Task requirements:
a) In the passage on the 33 1/3 book series, which Wire album was the fellow Last.FM listener slotted to write about?
b) Resume the passage on the 33 1/3 book series after its final sentence.

Excerpted passage:
§
I first noticed that Continuum had chosen an author for a 33 1/3 book on a Wire album when I was checking out who else on Last.FM was obsessively listening to early Colin Newman solo records. Lo and behold, one of my fellow devotees had been slotted to write the book about Pink Flag. This moment occurred shortly after I’d narrowed down the records that I could conceivably write 33 1/3 books about—barring all of my preferred options that would never be accepted (Juno, Shiner, Hum, Castor, Jawbox, Silkworm, Shudder to Think)—to Wire and Slint albums, with the possible addition of Girls Against Boys’ Venus Luxure #1 Baby, so reading his announcement was bittersweet, just like it’ll be when someone is chosen to write about Spiderland.
§
Information given:
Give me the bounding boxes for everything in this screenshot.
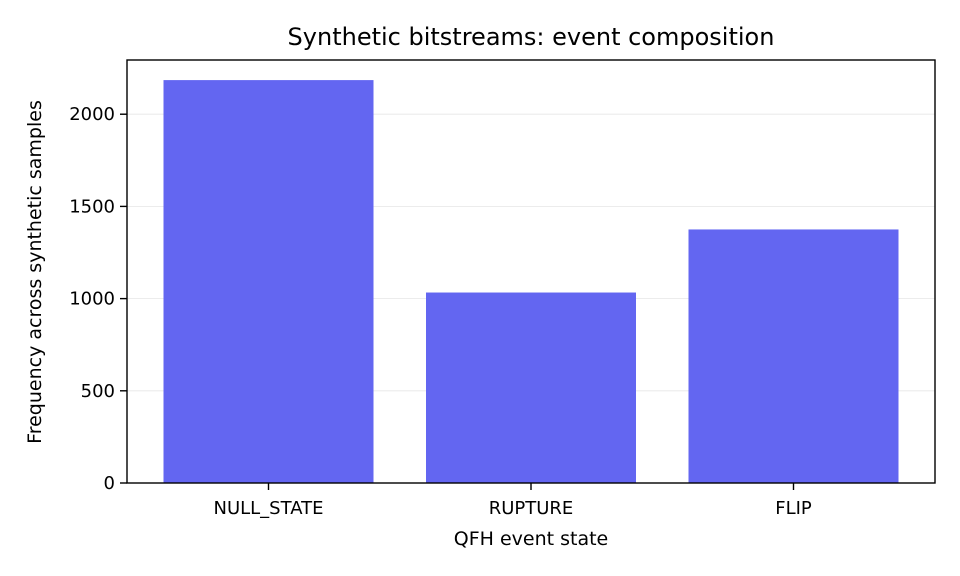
x-tick-label: RUPTURE [489,498,574,519]
bar-rupture [426,292,636,483]
y-axis-label: Frequency across synthetic samples [24,100,46,444]
y-tick-label: 1500 [69,196,115,217]
x-axis-ticks: NULL_STATE RUPTURE FLIP [213,483,812,519]
chart-title: Synthetic bitstreams: event composition [288,23,775,51]
bars [163,80,899,484]
x-tick-label: FLIP [775,498,812,519]
y-tick-label: 2000 [69,104,115,125]
x-axis-label: QFH event state [454,528,609,550]
y-tick-label: 0 [104,473,115,494]
y-tick-label: 500 [81,381,115,402]
y-axis-ticks: 0 500 1000 1500 2000 [69,104,127,494]
bar-null-state [163,80,374,484]
y-tick-label: 1000 [69,289,115,310]
bar-flip [688,229,899,483]
x-tick-label: NULL_STATE [213,498,323,519]
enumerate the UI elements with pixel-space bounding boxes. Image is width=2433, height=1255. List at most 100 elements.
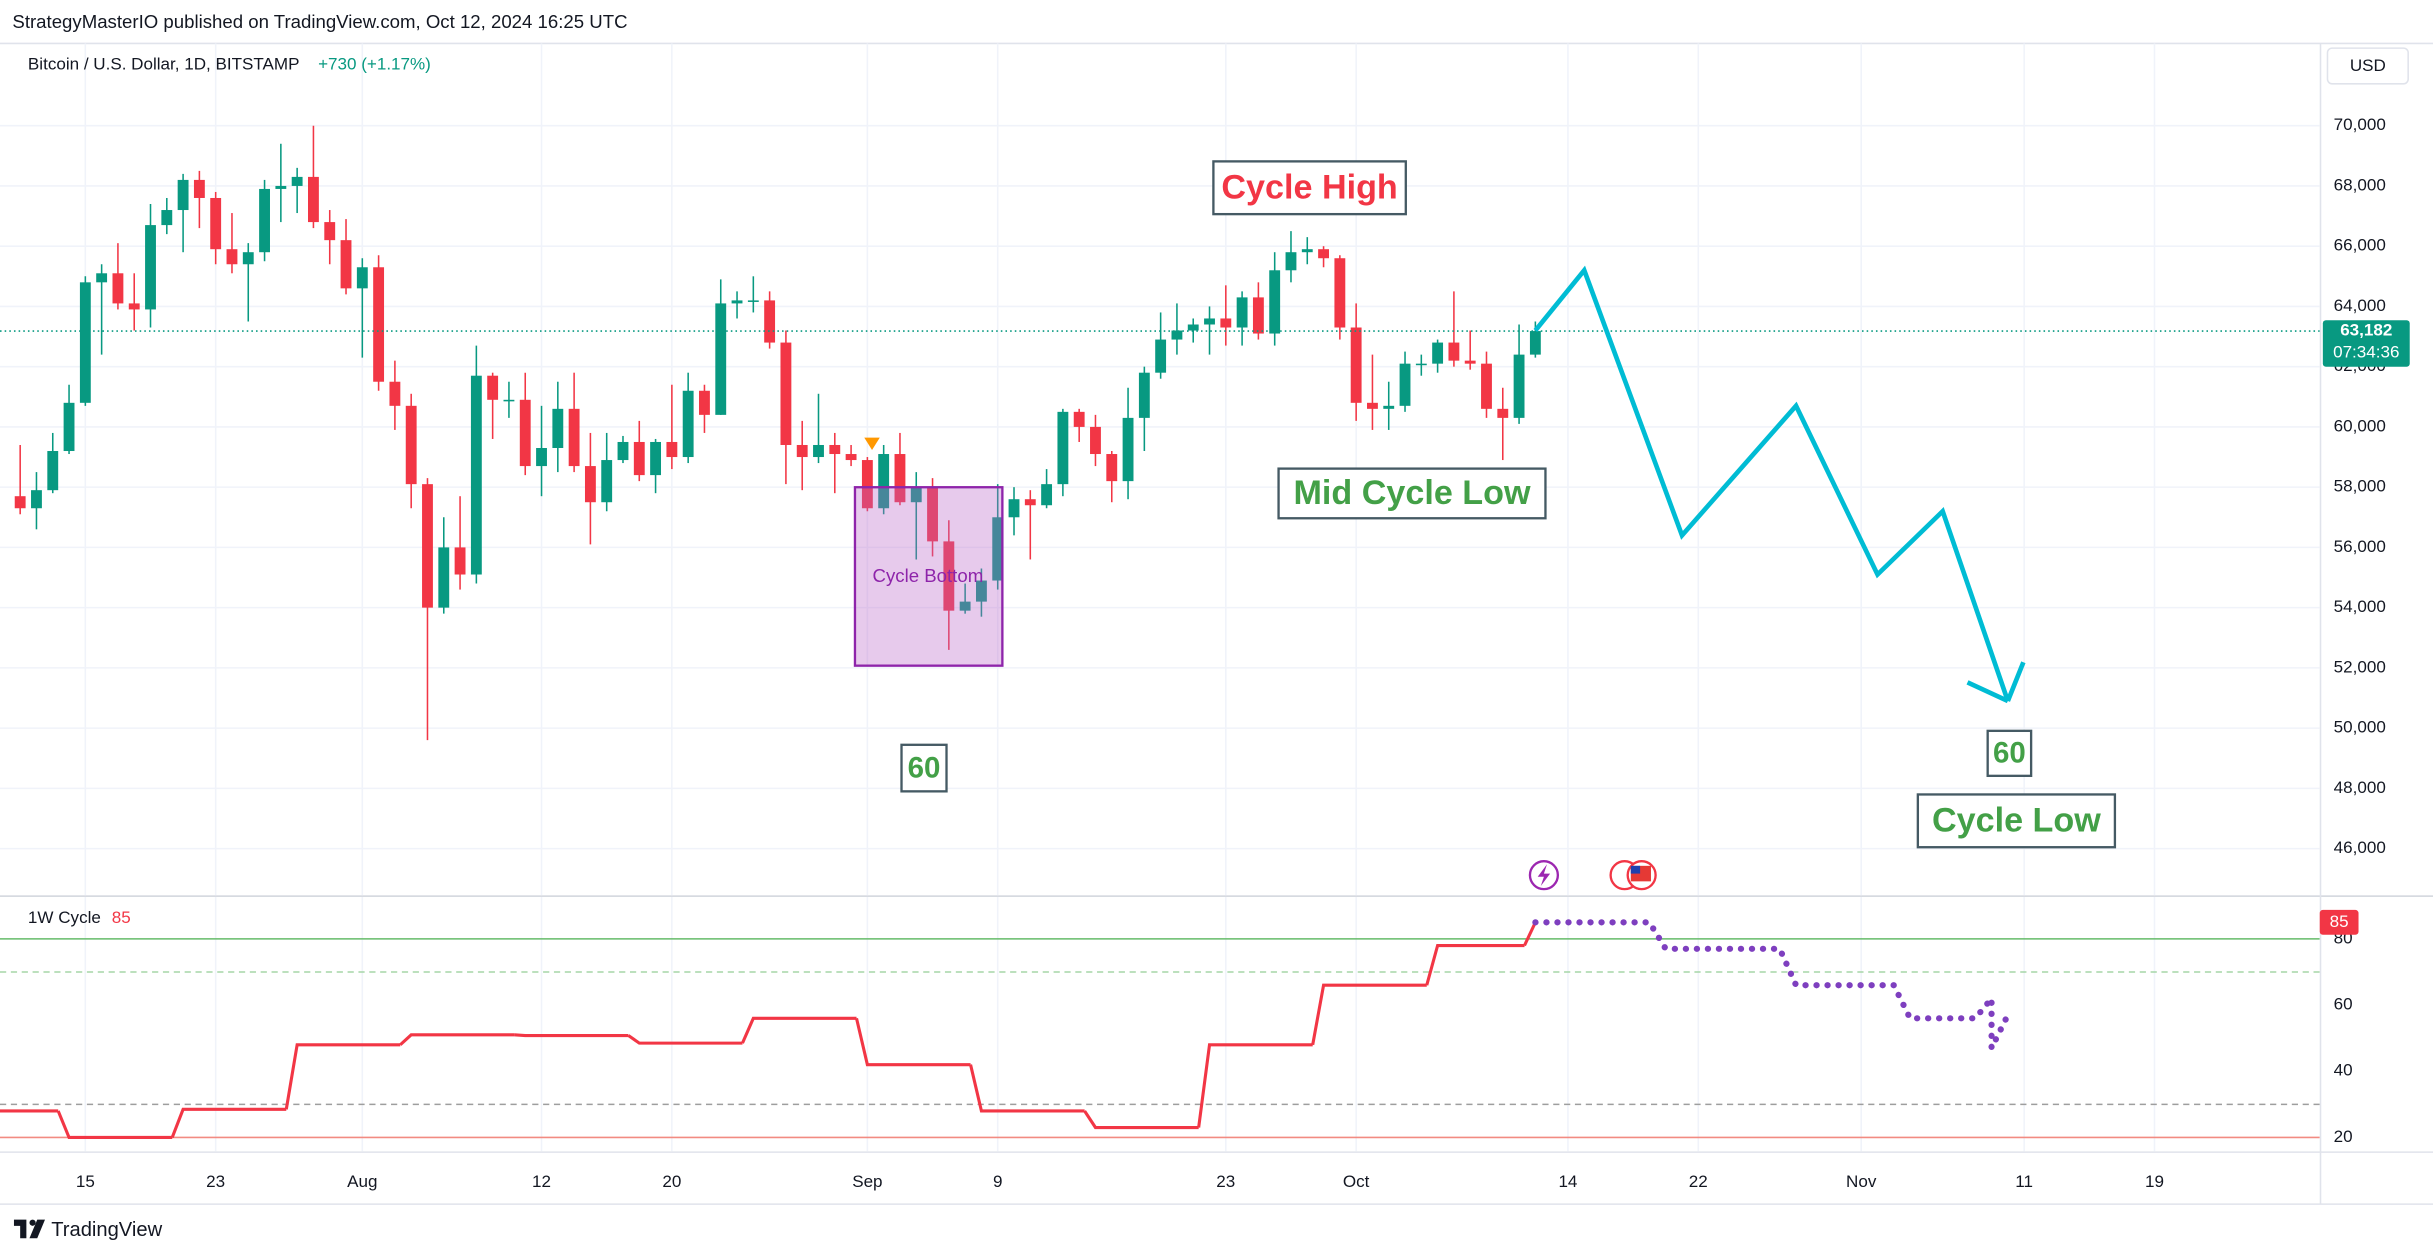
candle-body — [1318, 249, 1329, 259]
candle-body — [1106, 454, 1118, 482]
candle-body — [552, 408, 564, 448]
candle-body — [14, 496, 26, 509]
candle-body — [878, 454, 890, 509]
y-tick-label: 58,000 — [2334, 477, 2386, 496]
event-icon-glyph — [1537, 864, 1551, 887]
candle-body — [308, 176, 319, 223]
y-tick-label: 50,000 — [2334, 718, 2386, 737]
annotation-box — [900, 743, 948, 793]
candle-body — [601, 460, 613, 503]
footer-brand: TradingView — [51, 1219, 162, 1241]
candle-body — [128, 303, 140, 310]
candle-body — [487, 375, 499, 400]
candle-body — [31, 490, 42, 509]
candle-body — [145, 225, 156, 310]
price-pane — [0, 43, 2320, 896]
candle-body — [861, 460, 873, 509]
candle-body — [1024, 499, 1036, 506]
candle-body — [1204, 318, 1215, 325]
annotation-box — [1277, 467, 1547, 520]
x-tick-label: Nov — [1846, 1172, 1877, 1191]
y-tick-label: 56,000 — [2334, 537, 2386, 556]
x-tick-label: 11 — [2015, 1172, 2033, 1191]
candle-body — [1155, 339, 1167, 373]
annotation-count: 60 — [908, 751, 941, 784]
candle-body — [975, 580, 987, 602]
annotation-mid-cycle-low: Mid Cycle Low — [1294, 474, 1531, 512]
candle-body — [1432, 342, 1444, 364]
forecast-arrowhead — [1966, 661, 2026, 704]
x-tick-label: Oct — [1343, 1172, 1370, 1191]
indicator-name: 1W Cycle — [28, 908, 101, 927]
candle-body — [259, 188, 270, 253]
candle-body — [291, 176, 303, 186]
candle-body — [1008, 499, 1020, 518]
candle-body — [96, 273, 108, 283]
currency-button[interactable] — [2326, 47, 2409, 85]
candle-body — [1448, 342, 1460, 361]
candle-body — [699, 390, 710, 415]
candle-body — [438, 547, 450, 608]
x-tick-label: 12 — [532, 1172, 551, 1191]
candle-body — [731, 300, 743, 304]
candle-body — [1285, 252, 1297, 271]
candle-body — [1497, 408, 1509, 418]
candle-body — [1383, 405, 1395, 409]
candle-body — [356, 267, 368, 289]
cycle-step — [514, 1033, 629, 1038]
candle-body — [992, 517, 1004, 581]
candle-body — [1090, 426, 1101, 455]
candle-body — [1138, 372, 1150, 418]
cycle-step — [170, 1107, 287, 1139]
cycle-step — [1425, 943, 1525, 986]
annotation-cycle-high: Cycle High — [1221, 168, 1397, 206]
symbol-title: Bitcoin / U.S. Dollar, 1D, BITSTAMP — [28, 55, 300, 74]
x-tick-label: 15 — [76, 1172, 95, 1191]
candle-body — [959, 601, 971, 611]
x-tick-label: 19 — [2145, 1172, 2164, 1191]
candle-body — [1350, 327, 1362, 403]
x-tick-label: 20 — [662, 1172, 681, 1191]
candle-body — [568, 408, 580, 467]
candle-body — [910, 487, 922, 503]
candle-body — [1057, 411, 1069, 485]
candle-body — [177, 179, 189, 211]
y-tick-label: 70,000 — [2334, 115, 2386, 134]
candle-body — [1220, 318, 1232, 328]
currency-label[interactable]: USD — [2350, 56, 2386, 75]
candle-body — [1252, 297, 1264, 334]
cycle-step — [1311, 983, 1427, 1046]
candle-body — [161, 210, 173, 226]
candle-body — [79, 282, 91, 403]
x-tick-label: 23 — [206, 1172, 225, 1191]
annotation-cycle-low: Cycle Low — [1932, 801, 2101, 839]
y-tick-label: 60,000 — [2334, 416, 2386, 435]
candle-body — [813, 444, 824, 458]
candle-body — [226, 249, 238, 265]
y-tick-label: 46,000 — [2334, 838, 2386, 857]
logo-glyph — [29, 1219, 45, 1239]
logo-glyph — [13, 1219, 27, 1239]
candle-body — [780, 342, 792, 445]
candle-body — [617, 441, 629, 461]
candle-body — [1529, 331, 1541, 355]
y-tick-label: 66,000 — [2334, 236, 2386, 255]
logo-glyph — [29, 1219, 36, 1226]
x-tick-label: 22 — [1689, 1172, 1708, 1191]
annotation-box — [1986, 729, 2033, 778]
candle-body — [796, 444, 808, 458]
bar-countdown: 07:34:36 — [2333, 342, 2399, 361]
indicator-value-label: 85 — [2330, 912, 2349, 931]
candle-body — [324, 222, 336, 241]
candle-body — [943, 541, 955, 611]
x-tick-label: 23 — [1216, 1172, 1235, 1191]
y-tick-label: 54,000 — [2334, 597, 2386, 616]
candle-body — [242, 252, 254, 265]
candle-body — [715, 303, 727, 415]
candle-body — [1187, 324, 1199, 331]
y-tick-label: 64,000 — [2334, 296, 2386, 315]
candle-body — [764, 300, 776, 343]
candle-body — [747, 300, 759, 302]
candle-body — [422, 484, 433, 608]
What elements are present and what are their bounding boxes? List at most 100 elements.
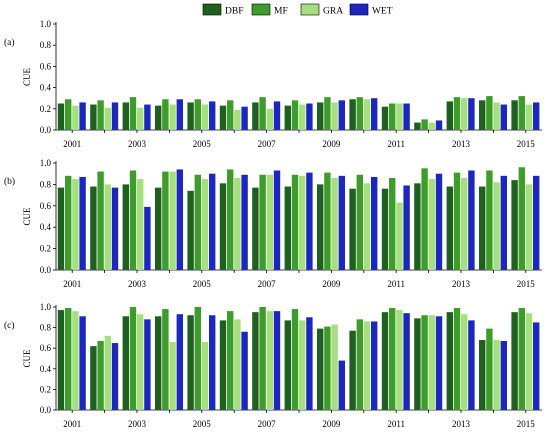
x-tick-label: 2007 — [258, 139, 277, 149]
y-axis-title: CUE — [22, 67, 32, 86]
bar-dbf-2015 — [511, 312, 518, 410]
bar-gra-2008 — [299, 175, 306, 270]
x-tick-label: 2011 — [387, 419, 405, 429]
bar-wet-2006 — [241, 106, 248, 130]
bar-dbf-2003 — [122, 316, 129, 410]
bar-dbf-2005 — [187, 102, 194, 130]
x-tick-label: 2015 — [517, 139, 536, 149]
bar-wet-2011 — [403, 185, 410, 270]
bar-gra-2002 — [104, 107, 111, 130]
bar-gra-2004 — [169, 171, 176, 270]
bar-dbf-2009 — [317, 328, 324, 410]
bar-wet-2007 — [273, 170, 281, 270]
bar-gra-2008 — [299, 320, 306, 410]
bar-wet-2015 — [533, 102, 540, 130]
x-tick-label: 2013 — [452, 139, 471, 149]
bar-gra-2007 — [266, 311, 273, 410]
bar-dbf-2004 — [155, 105, 162, 130]
bar-mf-2008 — [291, 309, 299, 410]
bar-dbf-2011 — [381, 312, 389, 410]
bar-gra-2012 — [428, 122, 435, 130]
bar-dbf-2005 — [187, 190, 194, 270]
legend-swatch-mf — [251, 3, 271, 16]
bar-gra-2001 — [72, 311, 79, 410]
bar-gra-2011 — [396, 202, 403, 270]
bar-wet-2014 — [500, 104, 507, 130]
y-tick-label: 0.4 — [40, 83, 52, 93]
x-tick-label: 2001 — [63, 279, 81, 289]
bar-mf-2014 — [486, 170, 493, 270]
bar-mf-2006 — [227, 169, 234, 270]
bar-dbf-2006 — [219, 320, 227, 410]
bar-gra-2006 — [234, 177, 241, 270]
bar-mf-2001 — [65, 99, 72, 130]
y-tick-label: 0.6 — [40, 343, 52, 353]
bar-dbf-2014 — [479, 339, 486, 410]
bar-dbf-2002 — [90, 346, 97, 410]
bar-mf-2002 — [97, 100, 104, 130]
bar-wet-2008 — [306, 172, 313, 270]
bar-gra-2012 — [428, 179, 435, 270]
bar-wet-2002 — [111, 187, 119, 270]
bar-dbf-2002 — [90, 104, 97, 130]
bar-wet-2005 — [209, 173, 216, 270]
bar-gra-2006 — [234, 109, 241, 130]
bar-wet-2009 — [338, 175, 345, 270]
y-axis-title: CUE — [22, 349, 32, 368]
bar-wet-2014 — [500, 340, 507, 410]
bar-mf-2008 — [291, 100, 299, 130]
x-tick-label: 2013 — [452, 279, 471, 289]
bar-wet-2002 — [111, 102, 119, 130]
bar-gra-2005 — [201, 104, 209, 130]
bar-mf-2006 — [227, 100, 234, 130]
x-tick-label: 2005 — [193, 279, 212, 289]
bar-mf-2013 — [453, 97, 461, 130]
bar-mf-2007 — [259, 307, 266, 410]
bar-mf-2011 — [389, 103, 396, 130]
bar-wet-2003 — [144, 104, 151, 130]
bar-wet-2015 — [533, 175, 540, 270]
bar-mf-2003 — [129, 307, 137, 410]
bar-wet-2012 — [435, 120, 443, 130]
bar-dbf-2015 — [511, 100, 518, 130]
legend-swatch-dbf — [202, 3, 222, 16]
legend-swatch-gra — [300, 3, 320, 16]
bar-dbf-2011 — [381, 106, 389, 130]
bar-gra-2002 — [104, 184, 111, 270]
bar-mf-2002 — [97, 340, 104, 410]
x-tick-label: 2015 — [517, 419, 536, 429]
bar-dbf-2007 — [252, 187, 259, 270]
x-tick-label: 2005 — [193, 139, 212, 149]
y-tick-label: 1.0 — [40, 158, 52, 168]
bar-dbf-2001 — [57, 103, 65, 130]
bar-mf-2003 — [129, 97, 137, 130]
bar-mf-2014 — [486, 96, 493, 130]
bar-dbf-2003 — [122, 184, 129, 270]
panel-label: (c) — [4, 320, 15, 331]
bar-dbf-2005 — [187, 315, 194, 410]
bar-wet-2015 — [533, 322, 540, 410]
x-tick-label: 2005 — [193, 419, 212, 429]
bar-wet-2006 — [241, 174, 248, 270]
x-tick-label: 2015 — [517, 279, 536, 289]
bar-mf-2007 — [259, 174, 266, 270]
chart-legend: DBF MF GRA WET — [202, 3, 393, 17]
y-tick-label: 0.4 — [40, 364, 52, 374]
bar-dbf-2010 — [349, 188, 356, 270]
bar-mf-2003 — [129, 170, 137, 270]
bar-gra-2001 — [72, 179, 79, 270]
y-tick-label: 0.8 — [40, 40, 52, 50]
bar-gra-2015 — [525, 313, 533, 410]
bar-wet-2004 — [176, 99, 183, 130]
bar-mf-2012 — [421, 315, 428, 410]
bar-mf-2005 — [194, 99, 201, 130]
bar-mf-2013 — [453, 172, 461, 270]
y-tick-label: 0.6 — [40, 61, 52, 71]
bar-wet-2007 — [273, 311, 281, 410]
bar-mf-2015 — [518, 308, 525, 410]
bar-mf-2010 — [356, 97, 363, 130]
bar-wet-2003 — [144, 319, 151, 410]
bar-gra-2002 — [104, 335, 111, 410]
bar-mf-2001 — [65, 175, 72, 270]
bar-dbf-2009 — [317, 102, 324, 130]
§
Answers for the tasks:
a) Pink Flag

b)
I can understand why Continuum chose Pink Flag, since it probably has the largest cross-over appeal of the three early Wire records, even though I would have opted for either the post-punk perfection of Chairs Missing or the unrelenting progress of 154. Whereas those two albums are firmly in the post-punk camp, Pink Flag occupies a liminal space between punk and post-punk, a concept that Wilson Neate investigates during the first half of the book. While no one explicitly stated this viewpoint in the book, I’m sure there are punk-rockers out there who love Pink Flag but have no time for either Chairs Missing or the willfully difficult 154. Those punk rockers and their post-punk peers will be well served by Neate’s book.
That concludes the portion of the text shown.